**Directions for this task**:
Find the lines below that contain the word "tylko" and count them. Only the number should be given.
══ Recorded information
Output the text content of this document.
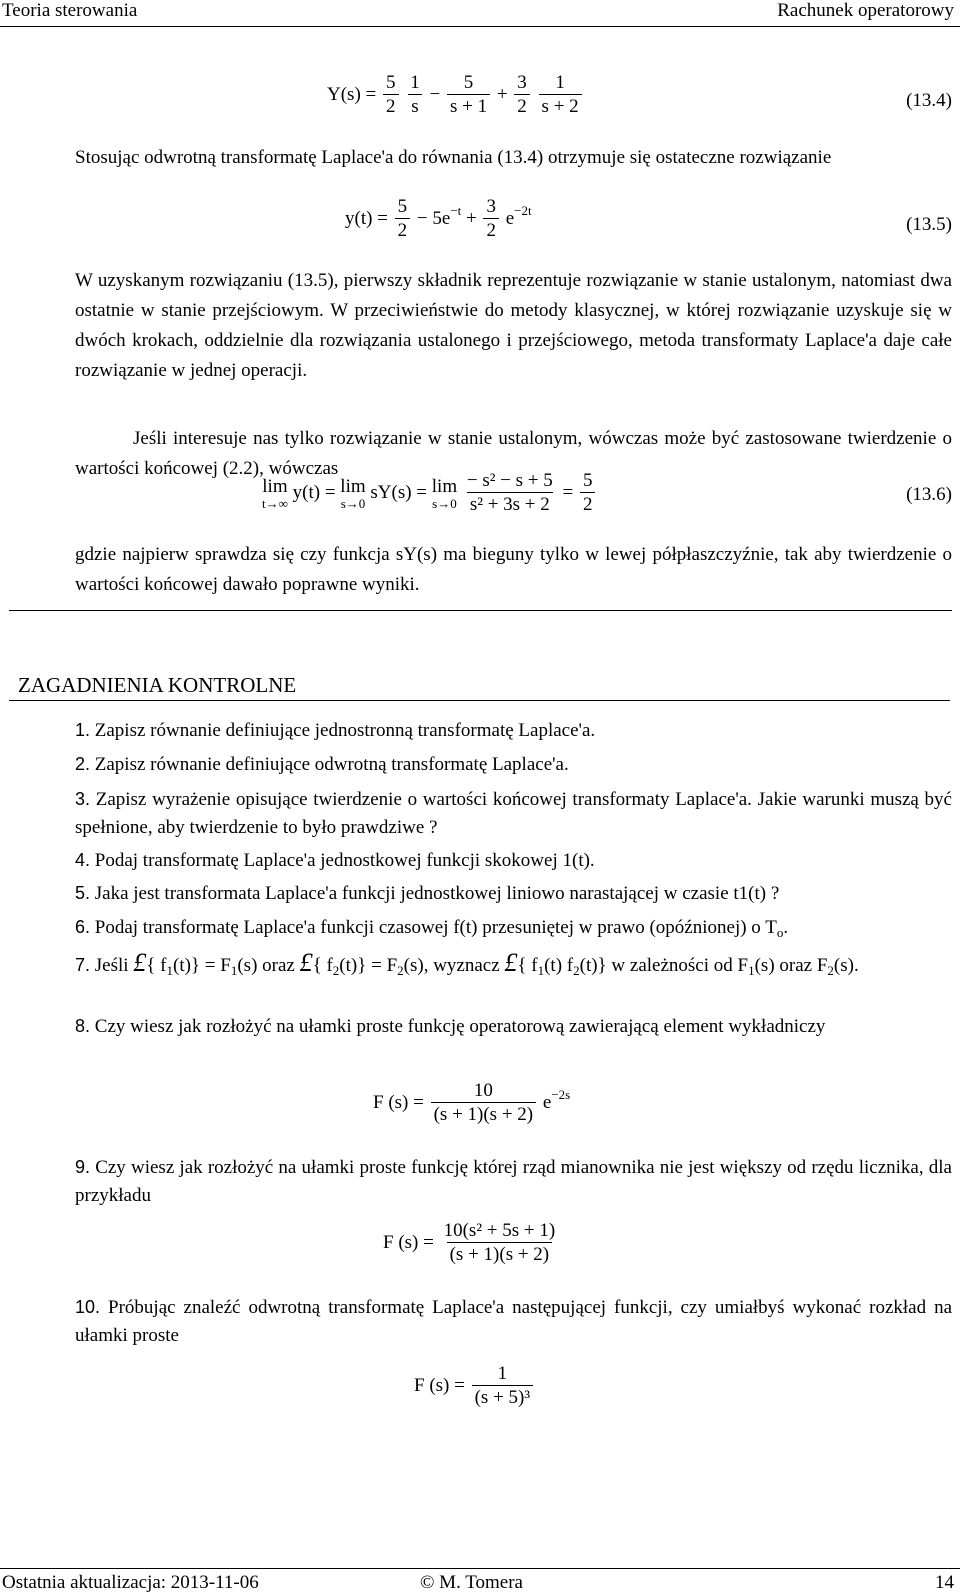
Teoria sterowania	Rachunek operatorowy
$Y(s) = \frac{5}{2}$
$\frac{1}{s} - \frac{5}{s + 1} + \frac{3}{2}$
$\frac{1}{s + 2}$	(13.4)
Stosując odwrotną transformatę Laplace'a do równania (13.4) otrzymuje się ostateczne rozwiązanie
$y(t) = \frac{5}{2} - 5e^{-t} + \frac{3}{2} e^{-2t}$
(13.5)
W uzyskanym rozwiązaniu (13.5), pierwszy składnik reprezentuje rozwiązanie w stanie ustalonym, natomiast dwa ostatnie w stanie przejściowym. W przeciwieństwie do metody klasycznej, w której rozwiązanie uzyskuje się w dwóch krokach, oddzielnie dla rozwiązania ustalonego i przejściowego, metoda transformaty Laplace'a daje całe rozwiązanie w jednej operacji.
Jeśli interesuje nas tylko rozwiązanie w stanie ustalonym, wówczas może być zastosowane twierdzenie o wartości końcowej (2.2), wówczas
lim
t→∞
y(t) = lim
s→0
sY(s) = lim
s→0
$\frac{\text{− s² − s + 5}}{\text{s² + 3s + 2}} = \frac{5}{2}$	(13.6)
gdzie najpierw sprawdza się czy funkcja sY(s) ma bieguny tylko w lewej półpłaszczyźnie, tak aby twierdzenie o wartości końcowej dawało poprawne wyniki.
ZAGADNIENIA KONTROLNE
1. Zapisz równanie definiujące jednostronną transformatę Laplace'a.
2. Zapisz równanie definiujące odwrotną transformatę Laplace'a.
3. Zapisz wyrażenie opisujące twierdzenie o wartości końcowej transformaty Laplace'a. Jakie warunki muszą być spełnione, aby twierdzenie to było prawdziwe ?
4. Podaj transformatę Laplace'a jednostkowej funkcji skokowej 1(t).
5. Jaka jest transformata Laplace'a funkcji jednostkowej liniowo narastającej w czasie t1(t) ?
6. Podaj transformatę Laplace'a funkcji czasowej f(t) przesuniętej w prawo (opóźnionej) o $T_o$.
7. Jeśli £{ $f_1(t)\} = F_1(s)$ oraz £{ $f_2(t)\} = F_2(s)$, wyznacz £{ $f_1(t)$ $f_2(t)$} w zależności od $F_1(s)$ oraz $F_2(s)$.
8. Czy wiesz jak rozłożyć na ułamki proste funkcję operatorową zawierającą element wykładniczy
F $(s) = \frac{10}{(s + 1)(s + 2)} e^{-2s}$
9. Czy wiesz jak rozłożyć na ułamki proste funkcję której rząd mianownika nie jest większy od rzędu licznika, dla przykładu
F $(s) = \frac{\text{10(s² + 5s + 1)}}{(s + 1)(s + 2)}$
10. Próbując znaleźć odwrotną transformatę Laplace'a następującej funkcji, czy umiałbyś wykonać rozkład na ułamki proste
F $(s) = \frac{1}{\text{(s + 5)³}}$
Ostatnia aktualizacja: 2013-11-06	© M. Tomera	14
════
══ Recorded information
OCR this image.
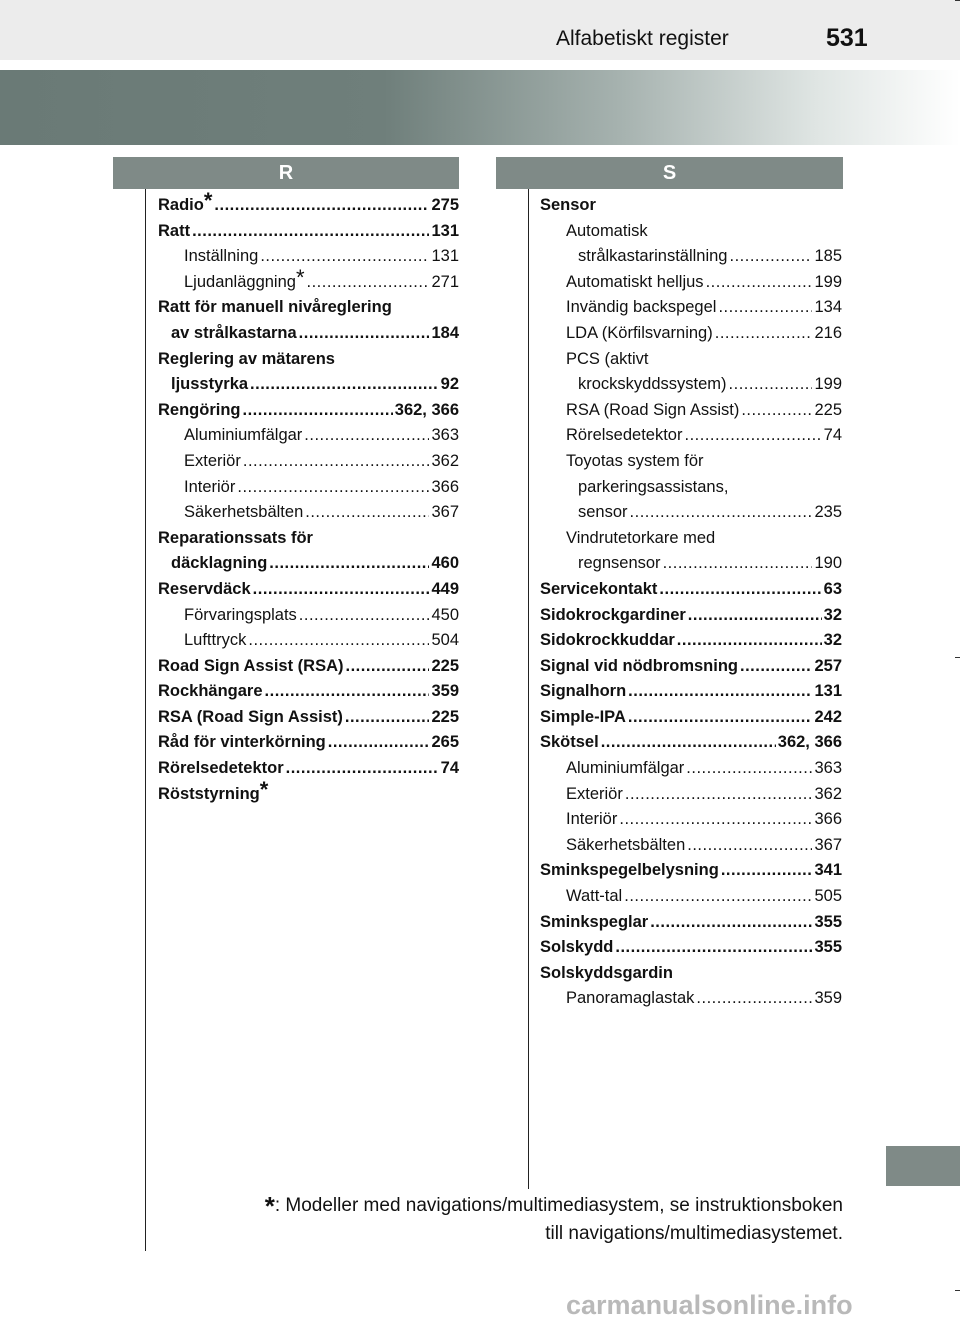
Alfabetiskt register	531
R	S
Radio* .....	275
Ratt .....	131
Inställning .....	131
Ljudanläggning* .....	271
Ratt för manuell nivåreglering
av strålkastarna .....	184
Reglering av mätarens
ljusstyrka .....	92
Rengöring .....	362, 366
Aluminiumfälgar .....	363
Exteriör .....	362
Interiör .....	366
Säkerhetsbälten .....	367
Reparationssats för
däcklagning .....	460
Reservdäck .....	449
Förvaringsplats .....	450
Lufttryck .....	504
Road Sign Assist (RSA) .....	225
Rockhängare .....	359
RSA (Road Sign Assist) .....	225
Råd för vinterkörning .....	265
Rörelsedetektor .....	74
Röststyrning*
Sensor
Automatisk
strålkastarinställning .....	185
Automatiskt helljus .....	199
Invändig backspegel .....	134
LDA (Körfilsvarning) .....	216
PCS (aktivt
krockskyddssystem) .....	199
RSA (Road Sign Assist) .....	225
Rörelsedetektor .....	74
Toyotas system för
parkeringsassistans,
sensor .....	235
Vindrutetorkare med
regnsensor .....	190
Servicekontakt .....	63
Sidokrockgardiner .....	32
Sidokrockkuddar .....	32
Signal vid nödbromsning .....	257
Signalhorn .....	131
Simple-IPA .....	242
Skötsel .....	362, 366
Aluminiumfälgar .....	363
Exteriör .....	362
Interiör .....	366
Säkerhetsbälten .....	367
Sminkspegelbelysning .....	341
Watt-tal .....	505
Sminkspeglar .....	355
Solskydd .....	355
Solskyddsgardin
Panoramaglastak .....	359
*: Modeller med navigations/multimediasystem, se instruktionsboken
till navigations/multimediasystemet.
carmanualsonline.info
════
**Answer to this problem**:
2